## [LISTING]
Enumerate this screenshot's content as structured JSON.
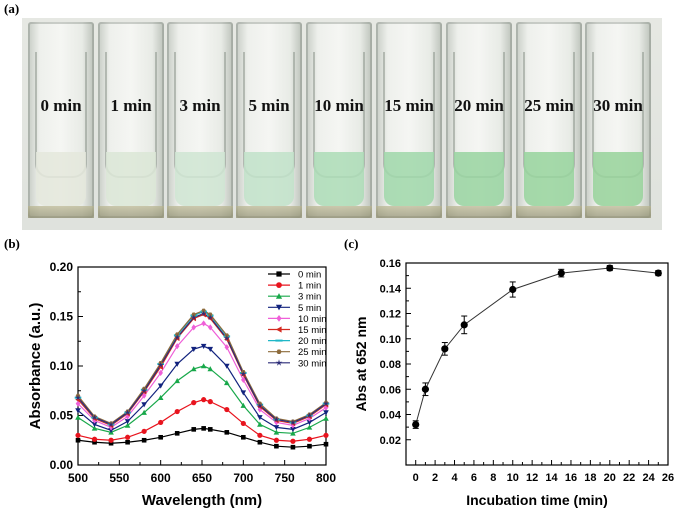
{
  "panels": {
    "a": "(a)",
    "b": "(b)",
    "c": "(c)"
  },
  "photo": {
    "cuvettes": [
      {
        "label": "0 min",
        "color": "#e4e7dc"
      },
      {
        "label": "1 min",
        "color": "#dbe6d6"
      },
      {
        "label": "3 min",
        "color": "#cfe5d2"
      },
      {
        "label": "5 min",
        "color": "#c1e2c9"
      },
      {
        "label": "10 min",
        "color": "#abdcb6"
      },
      {
        "label": "15 min",
        "color": "#9fd7a9"
      },
      {
        "label": "20 min",
        "color": "#98d3a0"
      },
      {
        "label": "25 min",
        "color": "#96d49c"
      },
      {
        "label": "30 min",
        "color": "#97d29a"
      }
    ]
  },
  "chart_data": [
    {
      "type": "line",
      "panel": "b",
      "xlabel": "Wavelength (nm)",
      "ylabel": "Absorbance (a.u.)",
      "xlim": [
        500,
        800
      ],
      "ylim": [
        0.0,
        0.2
      ],
      "xticks": [
        500,
        550,
        600,
        650,
        700,
        750,
        800
      ],
      "yticks": [
        0.0,
        0.05,
        0.1,
        0.15,
        0.2
      ],
      "ytick_labels": [
        "0.00",
        "0.05",
        "0.10",
        "0.15",
        "0.20"
      ],
      "legend_position": "top-right",
      "x": [
        500,
        520,
        540,
        560,
        580,
        600,
        620,
        640,
        652,
        660,
        680,
        700,
        720,
        740,
        760,
        780,
        800
      ],
      "series": [
        {
          "name": "0 min",
          "color": "#000000",
          "marker": "square",
          "values": [
            0.025,
            0.023,
            0.022,
            0.023,
            0.025,
            0.028,
            0.032,
            0.036,
            0.037,
            0.036,
            0.033,
            0.028,
            0.023,
            0.019,
            0.018,
            0.019,
            0.021
          ]
        },
        {
          "name": "1 min",
          "color": "#e8141e",
          "marker": "circle",
          "values": [
            0.03,
            0.026,
            0.025,
            0.028,
            0.034,
            0.043,
            0.054,
            0.063,
            0.066,
            0.064,
            0.056,
            0.042,
            0.03,
            0.025,
            0.024,
            0.026,
            0.03
          ]
        },
        {
          "name": "3 min",
          "color": "#18a84a",
          "marker": "triangle",
          "values": [
            0.048,
            0.037,
            0.033,
            0.04,
            0.053,
            0.068,
            0.085,
            0.097,
            0.1,
            0.097,
            0.083,
            0.06,
            0.041,
            0.033,
            0.032,
            0.038,
            0.047
          ]
        },
        {
          "name": "5 min",
          "color": "#12237e",
          "marker": "tri-down",
          "values": [
            0.055,
            0.041,
            0.035,
            0.044,
            0.061,
            0.08,
            0.102,
            0.117,
            0.12,
            0.117,
            0.1,
            0.073,
            0.048,
            0.038,
            0.036,
            0.043,
            0.053
          ]
        },
        {
          "name": "10 min",
          "color": "#ef5fd8",
          "marker": "diamond",
          "values": [
            0.062,
            0.045,
            0.038,
            0.049,
            0.07,
            0.093,
            0.12,
            0.139,
            0.143,
            0.139,
            0.119,
            0.086,
            0.056,
            0.043,
            0.04,
            0.047,
            0.058
          ]
        },
        {
          "name": "15 min",
          "color": "#d42a20",
          "marker": "tri-left",
          "values": [
            0.066,
            0.047,
            0.04,
            0.052,
            0.074,
            0.099,
            0.128,
            0.148,
            0.152,
            0.148,
            0.127,
            0.091,
            0.059,
            0.045,
            0.042,
            0.049,
            0.061
          ]
        },
        {
          "name": "20 min",
          "color": "#1fb7c7",
          "marker": "dash",
          "values": [
            0.068,
            0.048,
            0.041,
            0.053,
            0.076,
            0.102,
            0.131,
            0.151,
            0.155,
            0.151,
            0.13,
            0.093,
            0.061,
            0.046,
            0.043,
            0.05,
            0.062
          ]
        },
        {
          "name": "25 min",
          "color": "#8d6b3c",
          "marker": "hexagon",
          "values": [
            0.07,
            0.049,
            0.042,
            0.054,
            0.077,
            0.103,
            0.132,
            0.152,
            0.156,
            0.152,
            0.131,
            0.094,
            0.062,
            0.047,
            0.044,
            0.051,
            0.063
          ]
        },
        {
          "name": "30 min",
          "color": "#2c2c78",
          "marker": "star",
          "values": [
            0.068,
            0.048,
            0.041,
            0.053,
            0.075,
            0.101,
            0.129,
            0.149,
            0.153,
            0.149,
            0.128,
            0.092,
            0.06,
            0.046,
            0.043,
            0.05,
            0.062
          ]
        }
      ]
    },
    {
      "type": "line",
      "panel": "c",
      "xlabel": "Incubation time (min)",
      "ylabel": "Abs at 652 nm",
      "xlim": [
        -1,
        26
      ],
      "ylim": [
        0.0,
        0.16
      ],
      "xticks": [
        0,
        2,
        4,
        6,
        8,
        10,
        12,
        14,
        16,
        18,
        20,
        22,
        24,
        26
      ],
      "yticks": [
        0.02,
        0.04,
        0.06,
        0.08,
        0.1,
        0.12,
        0.14,
        0.16
      ],
      "ytick_labels": [
        "0.02",
        "0.04",
        "0.06",
        "0.08",
        "0.10",
        "0.12",
        "0.14",
        "0.16"
      ],
      "x": [
        0,
        1,
        3,
        5,
        10,
        15,
        20,
        25
      ],
      "values": [
        0.032,
        0.06,
        0.092,
        0.111,
        0.139,
        0.152,
        0.156,
        0.152
      ],
      "errors": [
        0.003,
        0.005,
        0.005,
        0.007,
        0.006,
        0.003,
        0.002,
        0.002
      ]
    }
  ]
}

## [PROBLEM DESCRIPTION]
Reproduce the listing above exactly, excluding all pictures.

## [RESULT FOR THIS TASK]
Enumerate this screenshot's content as structured JSON.
{
  "panels": {
    "a": "(a)",
    "b": "(b)",
    "c": "(c)"
  },
  "photo": {
    "cuvettes": [
      {
        "label": "0 min",
        "color": "#e4e7dc"
      },
      {
        "label": "1 min",
        "color": "#dbe6d6"
      },
      {
        "label": "3 min",
        "color": "#cfe5d2"
      },
      {
        "label": "5 min",
        "color": "#c1e2c9"
      },
      {
        "label": "10 min",
        "color": "#abdcb6"
      },
      {
        "label": "15 min",
        "color": "#9fd7a9"
      },
      {
        "label": "20 min",
        "color": "#98d3a0"
      },
      {
        "label": "25 min",
        "color": "#96d49c"
      },
      {
        "label": "30 min",
        "color": "#97d29a"
      }
    ]
  },
  "chart_data": [
    {
      "type": "line",
      "panel": "b",
      "xlabel": "Wavelength (nm)",
      "ylabel": "Absorbance (a.u.)",
      "xlim": [
        500,
        800
      ],
      "ylim": [
        0.0,
        0.2
      ],
      "xticks": [
        500,
        550,
        600,
        650,
        700,
        750,
        800
      ],
      "yticks": [
        0.0,
        0.05,
        0.1,
        0.15,
        0.2
      ],
      "ytick_labels": [
        "0.00",
        "0.05",
        "0.10",
        "0.15",
        "0.20"
      ],
      "legend_position": "top-right",
      "x": [
        500,
        520,
        540,
        560,
        580,
        600,
        620,
        640,
        652,
        660,
        680,
        700,
        720,
        740,
        760,
        780,
        800
      ],
      "series": [
        {
          "name": "0 min",
          "color": "#000000",
          "marker": "square",
          "values": [
            0.025,
            0.023,
            0.022,
            0.023,
            0.025,
            0.028,
            0.032,
            0.036,
            0.037,
            0.036,
            0.033,
            0.028,
            0.023,
            0.019,
            0.018,
            0.019,
            0.021
          ]
        },
        {
          "name": "1 min",
          "color": "#e8141e",
          "marker": "circle",
          "values": [
            0.03,
            0.026,
            0.025,
            0.028,
            0.034,
            0.043,
            0.054,
            0.063,
            0.066,
            0.064,
            0.056,
            0.042,
            0.03,
            0.025,
            0.024,
            0.026,
            0.03
          ]
        },
        {
          "name": "3 min",
          "color": "#18a84a",
          "marker": "triangle",
          "values": [
            0.048,
            0.037,
            0.033,
            0.04,
            0.053,
            0.068,
            0.085,
            0.097,
            0.1,
            0.097,
            0.083,
            0.06,
            0.041,
            0.033,
            0.032,
            0.038,
            0.047
          ]
        },
        {
          "name": "5 min",
          "color": "#12237e",
          "marker": "tri-down",
          "values": [
            0.055,
            0.041,
            0.035,
            0.044,
            0.061,
            0.08,
            0.102,
            0.117,
            0.12,
            0.117,
            0.1,
            0.073,
            0.048,
            0.038,
            0.036,
            0.043,
            0.053
          ]
        },
        {
          "name": "10 min",
          "color": "#ef5fd8",
          "marker": "diamond",
          "values": [
            0.062,
            0.045,
            0.038,
            0.049,
            0.07,
            0.093,
            0.12,
            0.139,
            0.143,
            0.139,
            0.119,
            0.086,
            0.056,
            0.043,
            0.04,
            0.047,
            0.058
          ]
        },
        {
          "name": "15 min",
          "color": "#d42a20",
          "marker": "tri-left",
          "values": [
            0.066,
            0.047,
            0.04,
            0.052,
            0.074,
            0.099,
            0.128,
            0.148,
            0.152,
            0.148,
            0.127,
            0.091,
            0.059,
            0.045,
            0.042,
            0.049,
            0.061
          ]
        },
        {
          "name": "20 min",
          "color": "#1fb7c7",
          "marker": "dash",
          "values": [
            0.068,
            0.048,
            0.041,
            0.053,
            0.076,
            0.102,
            0.131,
            0.151,
            0.155,
            0.151,
            0.13,
            0.093,
            0.061,
            0.046,
            0.043,
            0.05,
            0.062
          ]
        },
        {
          "name": "25 min",
          "color": "#8d6b3c",
          "marker": "hexagon",
          "values": [
            0.07,
            0.049,
            0.042,
            0.054,
            0.077,
            0.103,
            0.132,
            0.152,
            0.156,
            0.152,
            0.131,
            0.094,
            0.062,
            0.047,
            0.044,
            0.051,
            0.063
          ]
        },
        {
          "name": "30 min",
          "color": "#2c2c78",
          "marker": "star",
          "values": [
            0.068,
            0.048,
            0.041,
            0.053,
            0.075,
            0.101,
            0.129,
            0.149,
            0.153,
            0.149,
            0.128,
            0.092,
            0.06,
            0.046,
            0.043,
            0.05,
            0.062
          ]
        }
      ]
    },
    {
      "type": "line",
      "panel": "c",
      "xlabel": "Incubation time (min)",
      "ylabel": "Abs at 652 nm",
      "xlim": [
        -1,
        26
      ],
      "ylim": [
        0.0,
        0.16
      ],
      "xticks": [
        0,
        2,
        4,
        6,
        8,
        10,
        12,
        14,
        16,
        18,
        20,
        22,
        24,
        26
      ],
      "yticks": [
        0.02,
        0.04,
        0.06,
        0.08,
        0.1,
        0.12,
        0.14,
        0.16
      ],
      "ytick_labels": [
        "0.02",
        "0.04",
        "0.06",
        "0.08",
        "0.10",
        "0.12",
        "0.14",
        "0.16"
      ],
      "x": [
        0,
        1,
        3,
        5,
        10,
        15,
        20,
        25
      ],
      "values": [
        0.032,
        0.06,
        0.092,
        0.111,
        0.139,
        0.152,
        0.156,
        0.152
      ],
      "errors": [
        0.003,
        0.005,
        0.005,
        0.007,
        0.006,
        0.003,
        0.002,
        0.002
      ]
    }
  ]
}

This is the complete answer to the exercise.